Exercise instructions: Every line of the material that follows must be printed again exactly.

# Start of Provided information

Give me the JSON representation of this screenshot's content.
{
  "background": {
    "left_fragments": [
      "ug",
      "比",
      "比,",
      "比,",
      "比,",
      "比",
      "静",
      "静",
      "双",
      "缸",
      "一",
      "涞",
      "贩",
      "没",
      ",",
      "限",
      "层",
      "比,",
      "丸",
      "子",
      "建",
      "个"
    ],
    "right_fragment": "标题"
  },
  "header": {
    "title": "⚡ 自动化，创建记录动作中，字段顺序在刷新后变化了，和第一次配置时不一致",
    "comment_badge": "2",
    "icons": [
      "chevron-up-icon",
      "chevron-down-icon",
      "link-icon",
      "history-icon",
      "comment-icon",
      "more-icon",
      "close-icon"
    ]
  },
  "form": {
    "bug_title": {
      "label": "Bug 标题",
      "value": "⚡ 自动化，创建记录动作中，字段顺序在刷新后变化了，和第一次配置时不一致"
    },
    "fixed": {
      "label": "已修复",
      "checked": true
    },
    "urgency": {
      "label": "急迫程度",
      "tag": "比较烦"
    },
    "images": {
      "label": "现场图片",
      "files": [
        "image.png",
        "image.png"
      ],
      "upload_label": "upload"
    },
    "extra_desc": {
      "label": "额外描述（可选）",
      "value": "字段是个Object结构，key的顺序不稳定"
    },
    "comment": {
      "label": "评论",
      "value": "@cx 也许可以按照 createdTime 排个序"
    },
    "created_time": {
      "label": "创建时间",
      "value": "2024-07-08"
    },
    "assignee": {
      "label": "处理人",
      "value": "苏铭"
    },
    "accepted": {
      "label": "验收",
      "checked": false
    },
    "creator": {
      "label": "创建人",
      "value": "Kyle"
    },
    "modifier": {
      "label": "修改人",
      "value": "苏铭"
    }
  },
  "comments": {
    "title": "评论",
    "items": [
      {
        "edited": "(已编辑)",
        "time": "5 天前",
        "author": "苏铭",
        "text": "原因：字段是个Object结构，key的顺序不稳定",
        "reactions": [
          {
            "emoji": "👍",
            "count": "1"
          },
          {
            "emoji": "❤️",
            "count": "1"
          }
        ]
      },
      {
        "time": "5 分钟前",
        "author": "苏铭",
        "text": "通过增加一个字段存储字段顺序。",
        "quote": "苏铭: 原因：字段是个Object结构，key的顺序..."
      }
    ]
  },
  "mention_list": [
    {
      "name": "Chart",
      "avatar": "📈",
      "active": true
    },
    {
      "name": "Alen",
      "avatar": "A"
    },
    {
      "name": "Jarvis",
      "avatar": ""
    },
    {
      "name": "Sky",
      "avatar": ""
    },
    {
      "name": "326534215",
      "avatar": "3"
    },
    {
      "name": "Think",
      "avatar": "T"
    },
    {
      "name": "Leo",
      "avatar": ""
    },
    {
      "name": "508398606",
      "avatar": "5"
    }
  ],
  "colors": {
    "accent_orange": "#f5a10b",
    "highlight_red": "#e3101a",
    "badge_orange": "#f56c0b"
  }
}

# End of Provided information

Task answer:
Give me the JSON representation of this screenshot's content.
{
  "background": {
    "left_fragments": [
      "ug",
      "比",
      "比,",
      "比,",
      "比,",
      "比",
      "静",
      "静",
      "双",
      "缸",
      "一",
      "涞",
      "贩",
      "没",
      ",",
      "限",
      "层",
      "比,",
      "丸",
      "子",
      "建",
      "个"
    ],
    "right_fragment": "标题"
  },
  "header": {
    "title": "⚡ 自动化，创建记录动作中，字段顺序在刷新后变化了，和第一次配置时不一致",
    "comment_badge": "2",
    "icons": [
      "chevron-up-icon",
      "chevron-down-icon",
      "link-icon",
      "history-icon",
      "comment-icon",
      "more-icon",
      "close-icon"
    ]
  },
  "form": {
    "bug_title": {
      "label": "Bug 标题",
      "value": "⚡ 自动化，创建记录动作中，字段顺序在刷新后变化了，和第一次配置时不一致"
    },
    "fixed": {
      "label": "已修复",
      "checked": true
    },
    "urgency": {
      "label": "急迫程度",
      "tag": "比较烦"
    },
    "images": {
      "label": "现场图片",
      "files": [
        "image.png",
        "image.png"
      ],
      "upload_label": "upload"
    },
    "extra_desc": {
      "label": "额外描述（可选）",
      "value": "字段是个Object结构，key的顺序不稳定"
    },
    "comment": {
      "label": "评论",
      "value": "@cx 也许可以按照 createdTime 排个序"
    },
    "created_time": {
      "label": "创建时间",
      "value": "2024-07-08"
    },
    "assignee": {
      "label": "处理人",
      "value": "苏铭"
    },
    "accepted": {
      "label": "验收",
      "checked": false
    },
    "creator": {
      "label": "创建人",
      "value": "Kyle"
    },
    "modifier": {
      "label": "修改人",
      "value": "苏铭"
    }
  },
  "comments": {
    "title": "评论",
    "items": [
      {
        "edited": "(已编辑)",
        "time": "5 天前",
        "author": "苏铭",
        "text": "原因：字段是个Object结构，key的顺序不稳定",
        "reactions": [
          {
            "emoji": "👍",
            "count": "1"
          },
          {
            "emoji": "❤️",
            "count": "1"
          }
        ]
      },
      {
        "time": "5 分钟前",
        "author": "苏铭",
        "text": "通过增加一个字段存储字段顺序。",
        "quote": "苏铭: 原因：字段是个Object结构，key的顺序..."
      }
    ]
  },
  "mention_list": [
    {
      "name": "Chart",
      "avatar": "📈",
      "active": true
    },
    {
      "name": "Alen",
      "avatar": "A"
    },
    {
      "name": "Jarvis",
      "avatar": ""
    },
    {
      "name": "Sky",
      "avatar": ""
    },
    {
      "name": "326534215",
      "avatar": "3"
    },
    {
      "name": "Think",
      "avatar": "T"
    },
    {
      "name": "Leo",
      "avatar": ""
    },
    {
      "name": "508398606",
      "avatar": "5"
    }
  ],
  "colors": {
    "accent_orange": "#f5a10b",
    "highlight_red": "#e3101a",
    "badge_orange": "#f56c0b"
  }
}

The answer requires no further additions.